Source data
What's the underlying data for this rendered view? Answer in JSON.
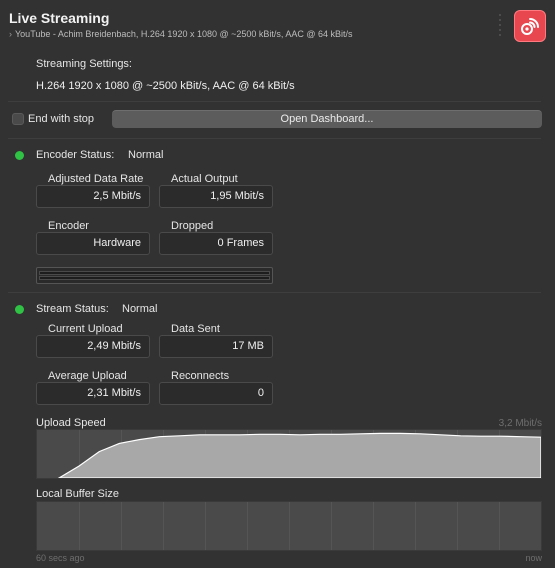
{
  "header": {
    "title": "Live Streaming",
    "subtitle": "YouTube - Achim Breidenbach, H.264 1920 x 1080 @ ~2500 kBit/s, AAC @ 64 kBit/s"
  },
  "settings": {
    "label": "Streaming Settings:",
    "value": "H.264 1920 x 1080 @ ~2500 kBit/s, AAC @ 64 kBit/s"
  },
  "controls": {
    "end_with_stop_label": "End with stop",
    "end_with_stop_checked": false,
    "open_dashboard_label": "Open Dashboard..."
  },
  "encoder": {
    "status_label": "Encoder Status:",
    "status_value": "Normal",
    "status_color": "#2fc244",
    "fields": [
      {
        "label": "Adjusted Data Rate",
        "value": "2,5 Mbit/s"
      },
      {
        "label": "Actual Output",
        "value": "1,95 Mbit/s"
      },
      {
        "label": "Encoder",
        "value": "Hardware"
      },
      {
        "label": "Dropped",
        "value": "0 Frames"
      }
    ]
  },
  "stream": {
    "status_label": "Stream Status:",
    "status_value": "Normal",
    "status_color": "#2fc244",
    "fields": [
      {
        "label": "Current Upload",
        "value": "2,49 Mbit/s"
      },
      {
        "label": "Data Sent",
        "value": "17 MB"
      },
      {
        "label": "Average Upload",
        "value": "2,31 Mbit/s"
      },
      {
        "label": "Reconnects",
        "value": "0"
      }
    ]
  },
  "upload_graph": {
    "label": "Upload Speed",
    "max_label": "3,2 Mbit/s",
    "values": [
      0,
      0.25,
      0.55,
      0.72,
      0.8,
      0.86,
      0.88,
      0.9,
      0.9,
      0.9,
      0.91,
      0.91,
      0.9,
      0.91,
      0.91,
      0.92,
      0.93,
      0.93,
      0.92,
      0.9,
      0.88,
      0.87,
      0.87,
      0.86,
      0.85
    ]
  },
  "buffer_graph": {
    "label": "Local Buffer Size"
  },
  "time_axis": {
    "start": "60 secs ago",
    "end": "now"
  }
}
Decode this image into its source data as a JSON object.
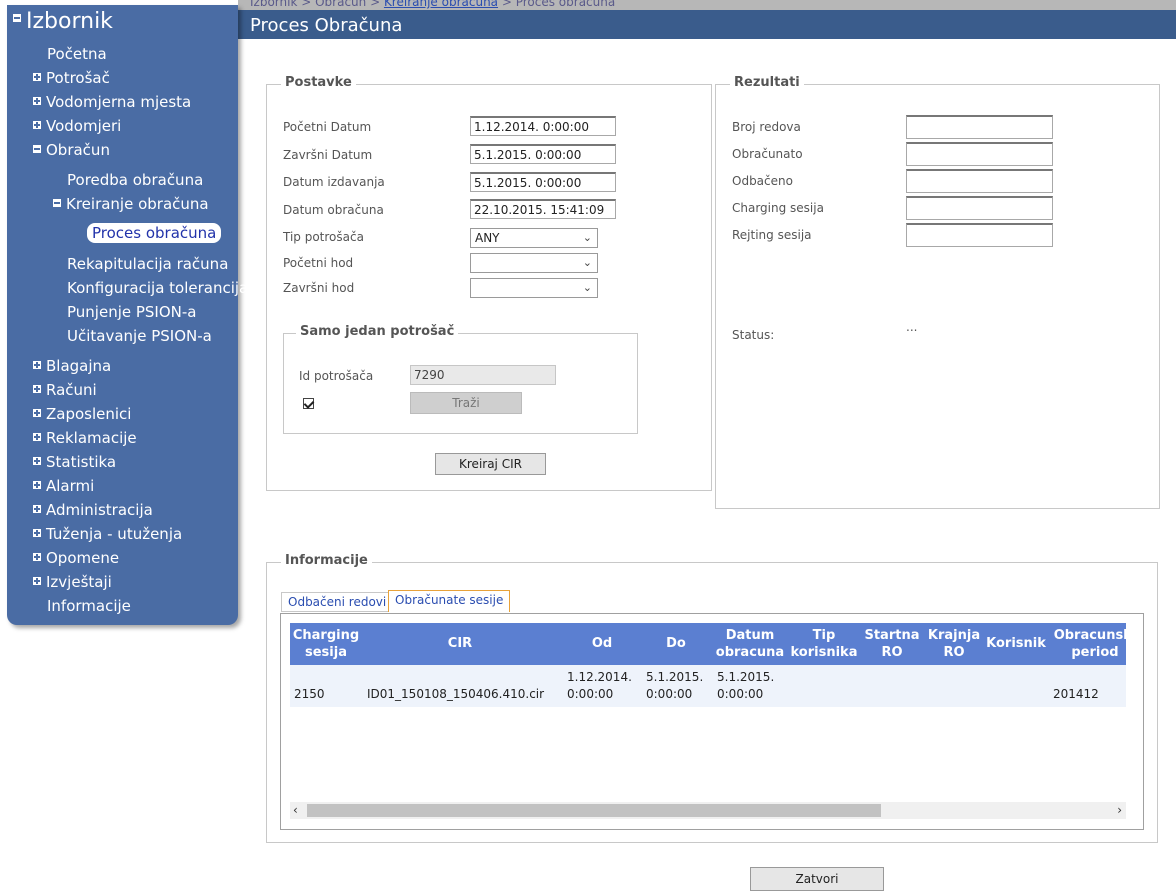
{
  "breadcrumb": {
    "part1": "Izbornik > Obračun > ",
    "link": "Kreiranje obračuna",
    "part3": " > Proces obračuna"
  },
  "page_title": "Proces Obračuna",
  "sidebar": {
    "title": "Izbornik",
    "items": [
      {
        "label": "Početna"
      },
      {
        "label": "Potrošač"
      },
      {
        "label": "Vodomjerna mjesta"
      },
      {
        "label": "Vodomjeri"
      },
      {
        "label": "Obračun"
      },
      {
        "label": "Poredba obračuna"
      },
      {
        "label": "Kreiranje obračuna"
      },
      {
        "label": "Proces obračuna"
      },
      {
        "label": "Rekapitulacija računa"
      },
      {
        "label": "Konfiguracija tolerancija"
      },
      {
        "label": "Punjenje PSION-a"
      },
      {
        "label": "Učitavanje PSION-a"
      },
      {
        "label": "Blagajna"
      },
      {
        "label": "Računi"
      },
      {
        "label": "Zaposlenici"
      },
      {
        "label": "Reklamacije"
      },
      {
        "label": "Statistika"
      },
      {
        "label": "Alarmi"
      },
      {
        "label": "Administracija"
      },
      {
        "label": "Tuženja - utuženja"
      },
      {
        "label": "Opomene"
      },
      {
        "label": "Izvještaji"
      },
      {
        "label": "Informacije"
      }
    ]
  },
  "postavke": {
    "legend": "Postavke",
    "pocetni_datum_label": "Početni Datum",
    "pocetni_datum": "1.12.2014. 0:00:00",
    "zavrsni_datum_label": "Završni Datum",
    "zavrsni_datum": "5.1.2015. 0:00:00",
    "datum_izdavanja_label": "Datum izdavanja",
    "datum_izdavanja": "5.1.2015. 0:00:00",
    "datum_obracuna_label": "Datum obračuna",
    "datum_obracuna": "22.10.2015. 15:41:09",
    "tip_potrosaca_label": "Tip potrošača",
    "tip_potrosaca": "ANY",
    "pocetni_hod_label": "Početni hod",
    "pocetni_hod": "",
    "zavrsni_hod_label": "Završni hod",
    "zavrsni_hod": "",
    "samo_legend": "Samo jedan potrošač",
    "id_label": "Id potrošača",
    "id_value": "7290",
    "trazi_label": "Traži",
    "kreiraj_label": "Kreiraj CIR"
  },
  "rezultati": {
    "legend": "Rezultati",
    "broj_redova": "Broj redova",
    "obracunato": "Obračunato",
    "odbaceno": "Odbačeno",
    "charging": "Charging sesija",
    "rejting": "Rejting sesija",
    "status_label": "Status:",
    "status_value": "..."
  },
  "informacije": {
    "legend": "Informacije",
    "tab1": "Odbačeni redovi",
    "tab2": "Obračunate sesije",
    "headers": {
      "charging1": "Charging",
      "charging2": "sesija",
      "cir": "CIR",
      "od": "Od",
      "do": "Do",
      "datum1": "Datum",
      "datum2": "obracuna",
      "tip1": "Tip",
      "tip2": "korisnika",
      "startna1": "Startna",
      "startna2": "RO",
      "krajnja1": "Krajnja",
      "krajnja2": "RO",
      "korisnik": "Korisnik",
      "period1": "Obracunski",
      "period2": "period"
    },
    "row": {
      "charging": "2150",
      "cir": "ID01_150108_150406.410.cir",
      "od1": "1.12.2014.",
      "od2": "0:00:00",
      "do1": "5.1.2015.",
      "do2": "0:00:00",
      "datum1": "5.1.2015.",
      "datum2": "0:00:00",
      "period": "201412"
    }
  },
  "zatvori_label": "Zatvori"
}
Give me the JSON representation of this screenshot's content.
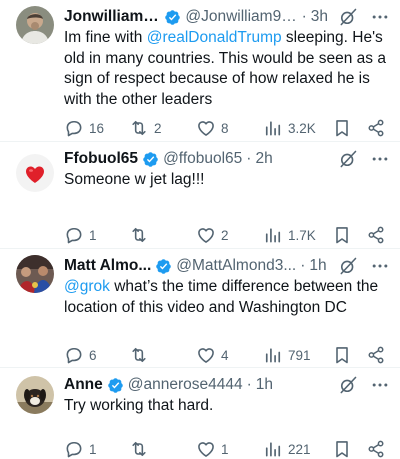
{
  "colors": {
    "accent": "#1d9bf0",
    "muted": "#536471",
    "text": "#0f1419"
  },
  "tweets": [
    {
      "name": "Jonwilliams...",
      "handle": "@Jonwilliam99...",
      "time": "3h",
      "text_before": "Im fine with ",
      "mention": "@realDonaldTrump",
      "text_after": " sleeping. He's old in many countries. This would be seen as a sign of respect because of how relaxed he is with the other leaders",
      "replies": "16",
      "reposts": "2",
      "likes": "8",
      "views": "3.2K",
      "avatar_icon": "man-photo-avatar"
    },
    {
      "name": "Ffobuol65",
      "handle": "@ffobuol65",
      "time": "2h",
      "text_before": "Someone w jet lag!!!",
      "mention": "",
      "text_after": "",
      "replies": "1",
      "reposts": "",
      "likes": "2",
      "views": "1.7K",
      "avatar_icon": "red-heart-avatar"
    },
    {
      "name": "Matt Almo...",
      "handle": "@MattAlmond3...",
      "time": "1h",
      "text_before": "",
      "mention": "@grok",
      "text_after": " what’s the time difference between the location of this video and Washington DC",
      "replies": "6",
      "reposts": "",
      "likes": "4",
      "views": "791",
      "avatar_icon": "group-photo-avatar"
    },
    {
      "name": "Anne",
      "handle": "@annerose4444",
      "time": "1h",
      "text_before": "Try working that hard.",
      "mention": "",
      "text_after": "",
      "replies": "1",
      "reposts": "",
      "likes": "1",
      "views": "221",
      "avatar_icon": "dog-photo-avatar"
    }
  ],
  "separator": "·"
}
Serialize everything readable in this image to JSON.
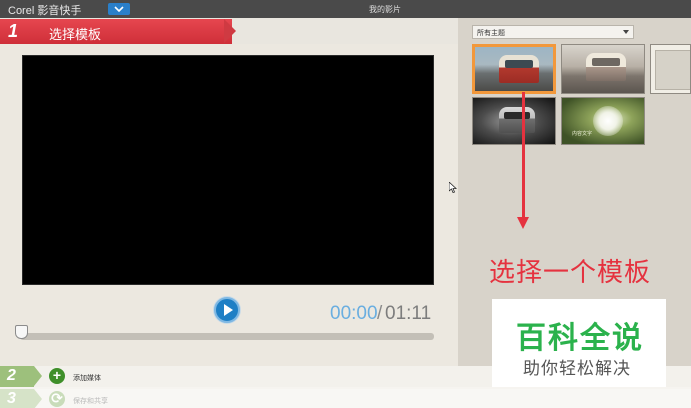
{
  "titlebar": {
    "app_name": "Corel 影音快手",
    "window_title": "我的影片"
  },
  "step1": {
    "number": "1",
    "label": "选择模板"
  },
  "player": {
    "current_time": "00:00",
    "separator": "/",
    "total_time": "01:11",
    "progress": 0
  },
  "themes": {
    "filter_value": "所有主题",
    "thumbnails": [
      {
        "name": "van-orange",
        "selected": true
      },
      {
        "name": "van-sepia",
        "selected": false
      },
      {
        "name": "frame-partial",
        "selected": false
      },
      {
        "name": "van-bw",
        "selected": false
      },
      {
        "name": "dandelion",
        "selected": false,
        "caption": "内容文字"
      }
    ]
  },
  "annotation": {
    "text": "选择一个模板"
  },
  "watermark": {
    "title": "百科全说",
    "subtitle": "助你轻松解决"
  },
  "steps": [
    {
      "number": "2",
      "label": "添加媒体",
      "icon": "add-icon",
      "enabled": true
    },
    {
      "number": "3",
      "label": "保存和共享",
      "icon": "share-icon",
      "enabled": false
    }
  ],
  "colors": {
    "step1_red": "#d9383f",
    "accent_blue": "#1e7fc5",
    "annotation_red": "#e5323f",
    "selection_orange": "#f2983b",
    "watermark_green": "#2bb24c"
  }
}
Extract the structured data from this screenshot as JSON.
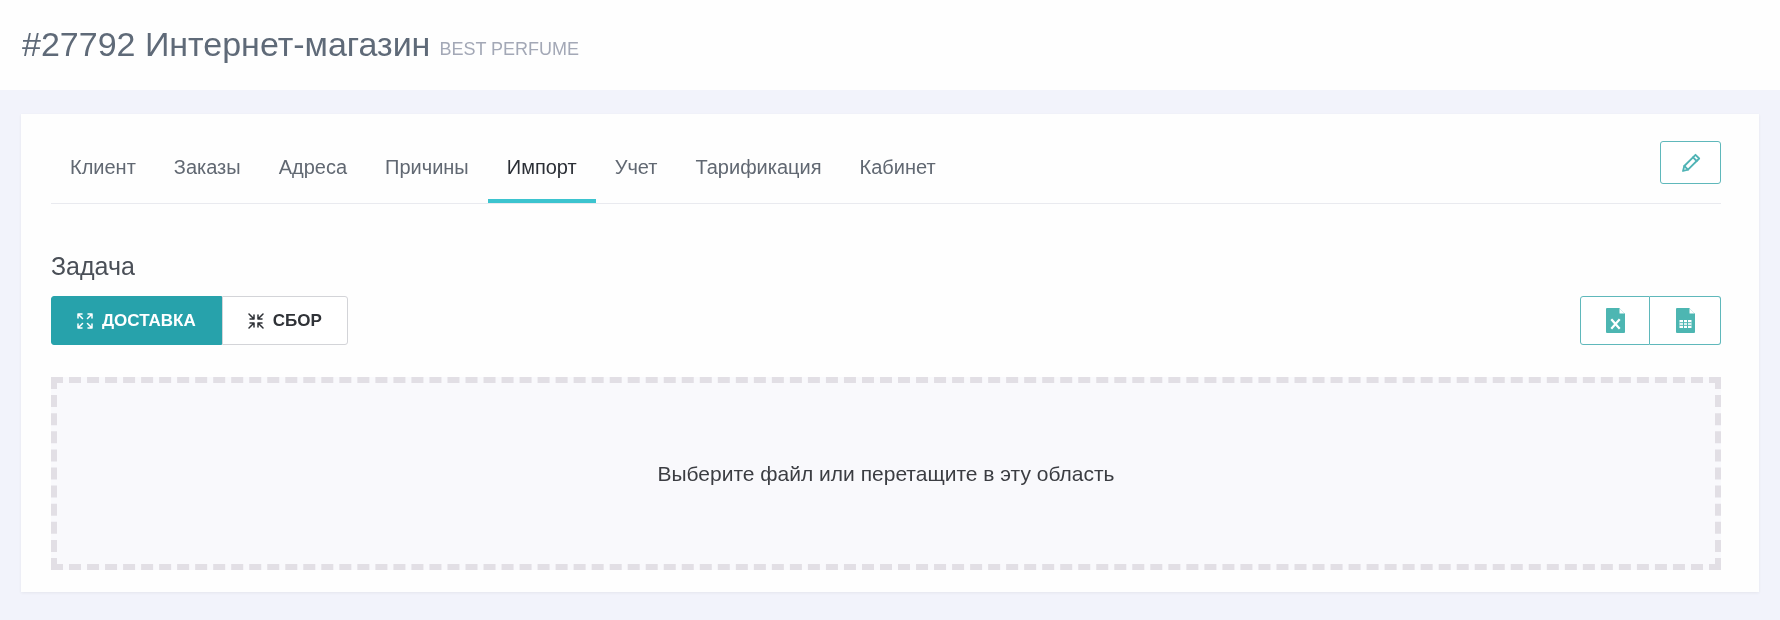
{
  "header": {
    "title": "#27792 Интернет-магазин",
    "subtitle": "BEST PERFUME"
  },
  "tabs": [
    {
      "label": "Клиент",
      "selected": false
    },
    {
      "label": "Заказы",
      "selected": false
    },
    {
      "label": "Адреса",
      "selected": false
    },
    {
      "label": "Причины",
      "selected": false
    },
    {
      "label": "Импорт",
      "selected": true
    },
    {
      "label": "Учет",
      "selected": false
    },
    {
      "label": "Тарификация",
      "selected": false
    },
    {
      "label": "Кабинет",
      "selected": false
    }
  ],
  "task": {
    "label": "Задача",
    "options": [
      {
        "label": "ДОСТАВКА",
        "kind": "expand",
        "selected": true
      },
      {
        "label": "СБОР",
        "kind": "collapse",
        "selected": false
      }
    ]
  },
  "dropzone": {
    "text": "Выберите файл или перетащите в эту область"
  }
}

### Work instructions
Copy out every line of the data that includes "replies".

### Written response
      "replies": "16",
      "replies": "1",
      "replies": "6",
      "replies": "1",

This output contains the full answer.